Data excerpts:

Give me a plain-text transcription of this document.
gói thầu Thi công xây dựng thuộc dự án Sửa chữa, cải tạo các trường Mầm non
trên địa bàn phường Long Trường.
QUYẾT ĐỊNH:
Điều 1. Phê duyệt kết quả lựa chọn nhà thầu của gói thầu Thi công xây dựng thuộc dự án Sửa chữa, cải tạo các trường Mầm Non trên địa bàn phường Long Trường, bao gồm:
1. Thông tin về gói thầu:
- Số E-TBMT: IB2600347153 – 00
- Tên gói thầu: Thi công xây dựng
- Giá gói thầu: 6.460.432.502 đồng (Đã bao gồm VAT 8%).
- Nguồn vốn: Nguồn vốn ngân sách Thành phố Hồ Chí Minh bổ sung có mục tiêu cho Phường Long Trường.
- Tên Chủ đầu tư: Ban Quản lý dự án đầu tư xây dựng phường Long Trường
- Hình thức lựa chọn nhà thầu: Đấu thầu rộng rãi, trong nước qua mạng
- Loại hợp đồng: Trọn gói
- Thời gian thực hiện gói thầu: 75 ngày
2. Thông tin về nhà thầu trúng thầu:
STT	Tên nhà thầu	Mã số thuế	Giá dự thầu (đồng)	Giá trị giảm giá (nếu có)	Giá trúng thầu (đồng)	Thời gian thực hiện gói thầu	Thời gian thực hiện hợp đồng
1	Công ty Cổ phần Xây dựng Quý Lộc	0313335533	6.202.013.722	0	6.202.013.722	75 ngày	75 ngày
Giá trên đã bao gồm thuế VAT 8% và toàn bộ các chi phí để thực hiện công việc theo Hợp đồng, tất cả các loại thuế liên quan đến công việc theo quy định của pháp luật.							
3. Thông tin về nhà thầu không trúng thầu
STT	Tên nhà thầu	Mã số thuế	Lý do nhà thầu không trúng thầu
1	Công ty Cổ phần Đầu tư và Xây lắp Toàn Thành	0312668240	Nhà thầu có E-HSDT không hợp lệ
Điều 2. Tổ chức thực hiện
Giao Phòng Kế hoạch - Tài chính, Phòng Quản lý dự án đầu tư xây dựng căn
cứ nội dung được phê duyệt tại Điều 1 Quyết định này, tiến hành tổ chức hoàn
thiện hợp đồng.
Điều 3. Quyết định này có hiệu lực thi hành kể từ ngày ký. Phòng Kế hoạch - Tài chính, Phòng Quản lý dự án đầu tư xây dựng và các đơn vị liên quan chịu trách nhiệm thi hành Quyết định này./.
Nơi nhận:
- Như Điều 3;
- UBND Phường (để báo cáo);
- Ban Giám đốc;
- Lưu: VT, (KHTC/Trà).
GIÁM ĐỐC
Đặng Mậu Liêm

What to work on:
Everything in the listing above should be restated exactly.

Written solution:
Give me a plain-text transcription of this document.
gói thầu Thi công xây dựng thuộc dự án Sửa chữa, cải tạo các trường Mầm non
trên địa bàn phường Long Trường.
QUYẾT ĐỊNH:
Điều 1. Phê duyệt kết quả lựa chọn nhà thầu của gói thầu Thi công xây dựng thuộc dự án Sửa chữa, cải tạo các trường Mầm Non trên địa bàn phường Long Trường, bao gồm:
1. Thông tin về gói thầu:
- Số E-TBMT: IB2600347153 – 00
- Tên gói thầu: Thi công xây dựng
- Giá gói thầu: 6.460.432.502 đồng (Đã bao gồm VAT 8%).
- Nguồn vốn: Nguồn vốn ngân sách Thành phố Hồ Chí Minh bổ sung có mục tiêu cho Phường Long Trường.
- Tên Chủ đầu tư: Ban Quản lý dự án đầu tư xây dựng phường Long Trường
- Hình thức lựa chọn nhà thầu: Đấu thầu rộng rãi, trong nước qua mạng
- Loại hợp đồng: Trọn gói
- Thời gian thực hiện gói thầu: 75 ngày
2. Thông tin về nhà thầu trúng thầu:
STT	Tên nhà thầu	Mã số thuế	Giá dự thầu (đồng)	Giá trị giảm giá (nếu có)	Giá trúng thầu (đồng)	Thời gian thực hiện gói thầu	Thời gian thực hiện hợp đồng
1	Công ty Cổ phần Xây dựng Quý Lộc	0313335533	6.202.013.722	0	6.202.013.722	75 ngày	75 ngày
Giá trên đã bao gồm thuế VAT 8% và toàn bộ các chi phí để thực hiện công việc theo Hợp đồng, tất cả các loại thuế liên quan đến công việc theo quy định của pháp luật.							
3. Thông tin về nhà thầu không trúng thầu
STT	Tên nhà thầu	Mã số thuế	Lý do nhà thầu không trúng thầu
1	Công ty Cổ phần Đầu tư và Xây lắp Toàn Thành	0312668240	Nhà thầu có E-HSDT không hợp lệ
Điều 2. Tổ chức thực hiện
Giao Phòng Kế hoạch - Tài chính, Phòng Quản lý dự án đầu tư xây dựng căn
cứ nội dung được phê duyệt tại Điều 1 Quyết định này, tiến hành tổ chức hoàn
thiện hợp đồng.
Điều 3. Quyết định này có hiệu lực thi hành kể từ ngày ký. Phòng Kế hoạch - Tài chính, Phòng Quản lý dự án đầu tư xây dựng và các đơn vị liên quan chịu trách nhiệm thi hành Quyết định này./.
Nơi nhận:
- Như Điều 3;
- UBND Phường (để báo cáo);
- Ban Giám đốc;
- Lưu: VT, (KHTC/Trà).
GIÁM ĐỐC
Đặng Mậu Liêm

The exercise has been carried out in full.